§ WHAT THE TASK ASKS:
Render the entries between the line containing "List UI elements" and the line containing "Text: kDa: kDa: [72, 10, 90, 18]", inclusive, as a numbered list, omitting blank lines. Leave the pictures out of your answer.

§ LISTED RECORDS:

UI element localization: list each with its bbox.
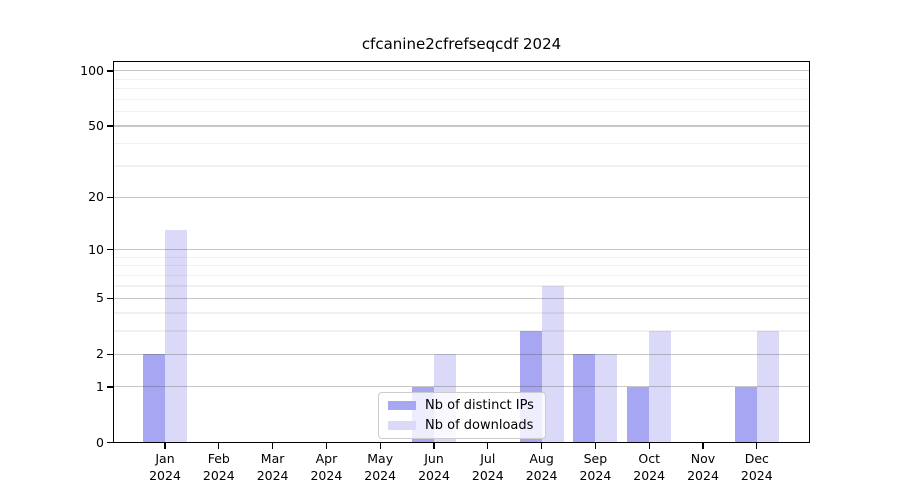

==

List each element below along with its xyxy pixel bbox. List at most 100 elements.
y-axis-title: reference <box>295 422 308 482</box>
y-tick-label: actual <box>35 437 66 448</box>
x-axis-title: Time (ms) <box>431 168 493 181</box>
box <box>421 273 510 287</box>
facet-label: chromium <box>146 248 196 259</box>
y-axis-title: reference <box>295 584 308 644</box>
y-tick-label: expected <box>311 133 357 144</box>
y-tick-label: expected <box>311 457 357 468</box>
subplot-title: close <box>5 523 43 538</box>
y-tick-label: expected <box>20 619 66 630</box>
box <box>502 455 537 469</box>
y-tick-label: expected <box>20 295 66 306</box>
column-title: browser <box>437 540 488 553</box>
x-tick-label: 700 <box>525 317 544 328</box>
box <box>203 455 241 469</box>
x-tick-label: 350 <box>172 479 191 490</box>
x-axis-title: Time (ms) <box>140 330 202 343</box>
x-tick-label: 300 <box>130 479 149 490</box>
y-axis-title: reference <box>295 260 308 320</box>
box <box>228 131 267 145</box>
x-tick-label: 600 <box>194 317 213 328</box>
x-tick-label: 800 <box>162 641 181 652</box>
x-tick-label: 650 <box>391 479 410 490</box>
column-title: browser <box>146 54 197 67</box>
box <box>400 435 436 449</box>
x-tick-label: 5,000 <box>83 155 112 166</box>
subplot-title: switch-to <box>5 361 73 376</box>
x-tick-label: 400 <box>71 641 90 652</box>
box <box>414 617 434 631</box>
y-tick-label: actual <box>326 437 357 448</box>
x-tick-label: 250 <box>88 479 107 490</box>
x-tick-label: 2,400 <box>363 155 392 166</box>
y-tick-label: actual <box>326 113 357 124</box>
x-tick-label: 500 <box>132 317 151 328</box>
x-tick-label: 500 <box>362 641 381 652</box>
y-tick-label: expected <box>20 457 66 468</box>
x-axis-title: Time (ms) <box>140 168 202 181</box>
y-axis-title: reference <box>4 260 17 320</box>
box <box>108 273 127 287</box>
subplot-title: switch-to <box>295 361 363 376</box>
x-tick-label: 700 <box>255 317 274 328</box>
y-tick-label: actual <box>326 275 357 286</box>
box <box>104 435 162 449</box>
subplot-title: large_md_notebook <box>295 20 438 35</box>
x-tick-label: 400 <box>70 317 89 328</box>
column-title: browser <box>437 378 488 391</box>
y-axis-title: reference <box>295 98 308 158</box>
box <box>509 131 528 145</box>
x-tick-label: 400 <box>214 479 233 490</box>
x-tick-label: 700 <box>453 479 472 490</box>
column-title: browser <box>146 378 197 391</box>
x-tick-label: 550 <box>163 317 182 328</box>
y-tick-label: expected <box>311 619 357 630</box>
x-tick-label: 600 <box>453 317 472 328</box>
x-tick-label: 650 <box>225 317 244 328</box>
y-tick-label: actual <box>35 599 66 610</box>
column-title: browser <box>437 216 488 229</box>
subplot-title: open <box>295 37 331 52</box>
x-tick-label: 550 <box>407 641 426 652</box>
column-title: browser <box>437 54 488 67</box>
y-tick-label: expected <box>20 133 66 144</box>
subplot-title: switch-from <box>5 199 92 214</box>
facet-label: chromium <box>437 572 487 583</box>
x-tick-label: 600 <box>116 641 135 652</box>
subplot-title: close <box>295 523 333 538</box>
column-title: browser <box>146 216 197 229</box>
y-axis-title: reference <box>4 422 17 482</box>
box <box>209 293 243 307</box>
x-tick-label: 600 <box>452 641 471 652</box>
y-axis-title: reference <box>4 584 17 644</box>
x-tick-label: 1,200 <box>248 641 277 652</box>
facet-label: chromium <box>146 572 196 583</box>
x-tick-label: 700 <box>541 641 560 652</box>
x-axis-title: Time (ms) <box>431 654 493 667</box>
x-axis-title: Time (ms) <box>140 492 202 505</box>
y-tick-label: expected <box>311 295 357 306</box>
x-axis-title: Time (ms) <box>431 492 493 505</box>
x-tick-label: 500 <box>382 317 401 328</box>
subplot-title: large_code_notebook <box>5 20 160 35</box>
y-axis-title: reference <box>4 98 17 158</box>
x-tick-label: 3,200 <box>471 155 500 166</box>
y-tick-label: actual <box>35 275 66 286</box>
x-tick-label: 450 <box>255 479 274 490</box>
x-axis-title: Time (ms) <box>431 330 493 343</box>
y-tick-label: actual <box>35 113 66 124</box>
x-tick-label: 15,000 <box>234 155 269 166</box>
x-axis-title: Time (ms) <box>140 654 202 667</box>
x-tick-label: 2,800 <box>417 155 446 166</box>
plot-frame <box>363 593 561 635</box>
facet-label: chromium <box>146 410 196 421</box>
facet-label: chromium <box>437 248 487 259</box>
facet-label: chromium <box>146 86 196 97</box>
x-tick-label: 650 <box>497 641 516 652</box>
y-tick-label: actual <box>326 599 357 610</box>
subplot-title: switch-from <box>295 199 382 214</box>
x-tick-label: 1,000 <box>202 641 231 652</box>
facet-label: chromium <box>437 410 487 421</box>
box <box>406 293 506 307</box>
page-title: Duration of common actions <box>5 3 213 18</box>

==

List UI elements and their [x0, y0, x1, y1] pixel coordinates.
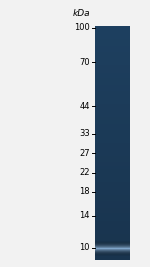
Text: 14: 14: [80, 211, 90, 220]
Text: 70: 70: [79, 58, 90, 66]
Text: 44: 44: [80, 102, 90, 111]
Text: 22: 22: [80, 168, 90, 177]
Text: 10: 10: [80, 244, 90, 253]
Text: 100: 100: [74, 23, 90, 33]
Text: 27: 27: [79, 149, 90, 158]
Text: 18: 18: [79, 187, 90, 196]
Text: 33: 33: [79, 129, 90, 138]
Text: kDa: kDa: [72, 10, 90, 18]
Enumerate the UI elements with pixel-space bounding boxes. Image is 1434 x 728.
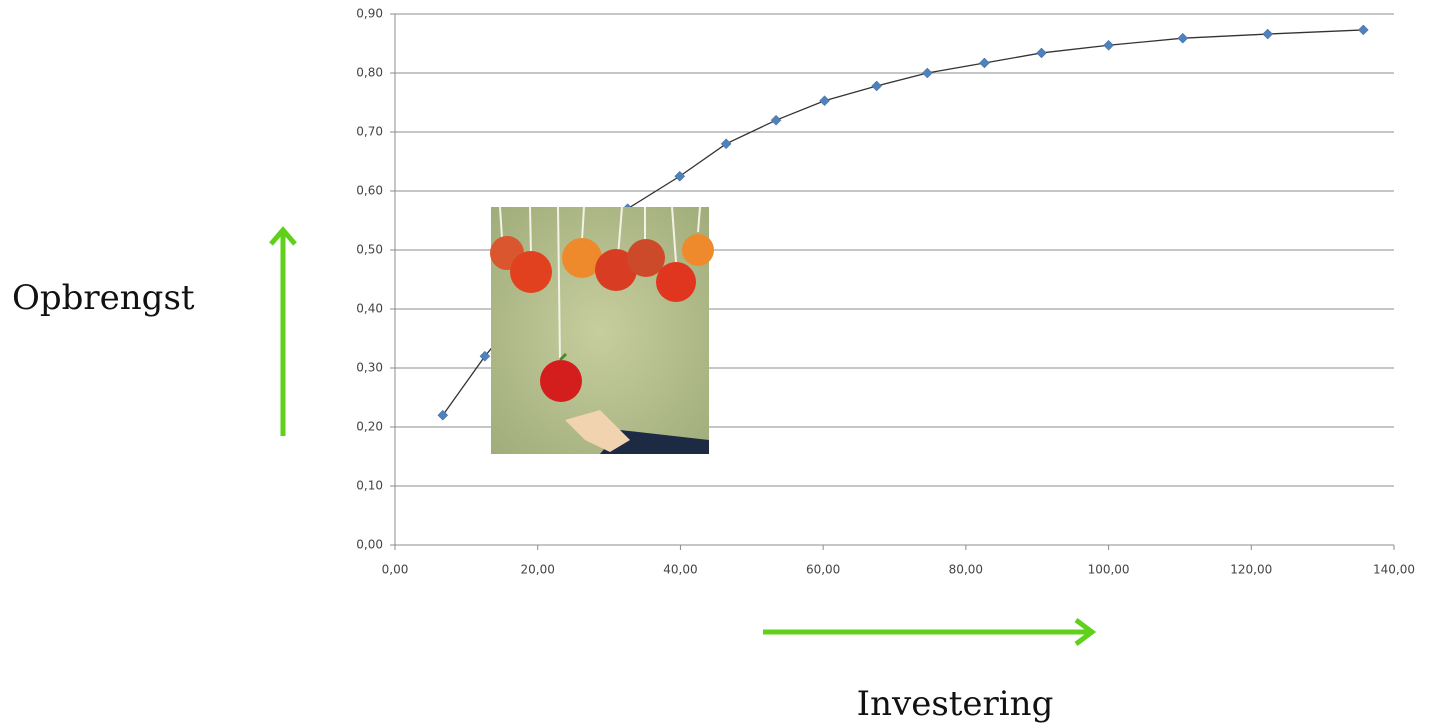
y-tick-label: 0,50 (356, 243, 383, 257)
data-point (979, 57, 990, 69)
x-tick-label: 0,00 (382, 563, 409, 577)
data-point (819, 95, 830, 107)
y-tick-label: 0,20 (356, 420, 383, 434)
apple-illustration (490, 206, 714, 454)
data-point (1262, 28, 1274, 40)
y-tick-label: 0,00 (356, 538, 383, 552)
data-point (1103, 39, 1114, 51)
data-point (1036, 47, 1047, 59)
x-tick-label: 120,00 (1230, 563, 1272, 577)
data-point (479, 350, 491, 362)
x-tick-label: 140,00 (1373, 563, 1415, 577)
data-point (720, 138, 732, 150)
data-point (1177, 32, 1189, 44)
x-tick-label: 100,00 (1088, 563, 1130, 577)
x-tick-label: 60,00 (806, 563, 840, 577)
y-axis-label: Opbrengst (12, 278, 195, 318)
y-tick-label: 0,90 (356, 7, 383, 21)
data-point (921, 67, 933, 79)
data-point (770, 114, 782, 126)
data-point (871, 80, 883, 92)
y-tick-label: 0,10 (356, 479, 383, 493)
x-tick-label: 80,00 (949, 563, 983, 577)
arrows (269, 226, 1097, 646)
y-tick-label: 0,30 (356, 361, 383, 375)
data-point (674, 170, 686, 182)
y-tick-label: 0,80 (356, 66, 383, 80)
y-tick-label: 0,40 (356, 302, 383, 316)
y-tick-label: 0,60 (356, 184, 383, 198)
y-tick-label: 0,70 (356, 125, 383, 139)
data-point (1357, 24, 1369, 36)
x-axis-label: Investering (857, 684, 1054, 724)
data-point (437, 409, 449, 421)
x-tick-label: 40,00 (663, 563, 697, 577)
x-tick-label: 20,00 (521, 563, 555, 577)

§ SOLUTION TO THE EXERCISE:
1. List UI elements and their [x0, y0, x1, y1] pixel coordinates.
2. Text: 14: 14: [80, 211, 90, 220]
3. Text: 70: 70: [79, 58, 90, 66]
4. Text: 44: 44: [80, 102, 90, 111]
5. Text: 22: 22: [80, 168, 90, 177]
6. Text: 10: 10: [80, 244, 90, 253]
7. Text: 100: 100: [74, 23, 90, 33]
8. Text: 27: 27: [79, 149, 90, 158]
9. Text: 18: 18: [79, 187, 90, 196]
10. Text: 33: 33: [79, 129, 90, 138]
11. Text: kDa: kDa: [72, 10, 90, 18]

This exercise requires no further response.